◆ Exercise description: Extract each line of the data below exactly as written.

Raw records
-- Begin --

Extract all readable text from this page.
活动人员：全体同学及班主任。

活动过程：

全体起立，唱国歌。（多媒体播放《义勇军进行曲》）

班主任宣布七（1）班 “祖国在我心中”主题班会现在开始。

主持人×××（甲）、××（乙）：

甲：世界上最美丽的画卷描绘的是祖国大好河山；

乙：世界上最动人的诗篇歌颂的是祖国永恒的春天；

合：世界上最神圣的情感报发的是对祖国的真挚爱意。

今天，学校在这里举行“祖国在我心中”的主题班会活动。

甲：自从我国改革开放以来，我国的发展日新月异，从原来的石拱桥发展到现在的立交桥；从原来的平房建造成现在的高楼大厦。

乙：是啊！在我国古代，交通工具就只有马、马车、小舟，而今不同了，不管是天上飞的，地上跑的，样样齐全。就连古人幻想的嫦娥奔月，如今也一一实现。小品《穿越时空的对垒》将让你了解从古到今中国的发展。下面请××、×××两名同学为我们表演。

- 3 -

-- End --

◆ Full answer:
Extract all readable text from this page.
活动人员：全体同学及班主任。

活动过程：

全体起立，唱国歌。（多媒体播放《义勇军进行曲》）

班主任宣布七（1）班 “祖国在我心中”主题班会现在开始。

主持人×××（甲）、××（乙）：

甲：世界上最美丽的画卷描绘的是祖国大好河山；

乙：世界上最动人的诗篇歌颂的是祖国永恒的春天；

合：世界上最神圣的情感报发的是对祖国的真挚爱意。

今天，学校在这里举行“祖国在我心中”的主题班会活动。

甲：自从我国改革开放以来，我国的发展日新月异，从原来的石拱桥发展到现在的立交桥；从原来的平房建造成现在的高楼大厦。

乙：是啊！在我国古代，交通工具就只有马、马车、小舟，而今不同了，不管是天上飞的，地上跑的，样样齐全。就连古人幻想的嫦娥奔月，如今也一一实现。小品《穿越时空的对垒》将让你了解从古到今中国的发展。下面请××、×××两名同学为我们表演。

- 3 -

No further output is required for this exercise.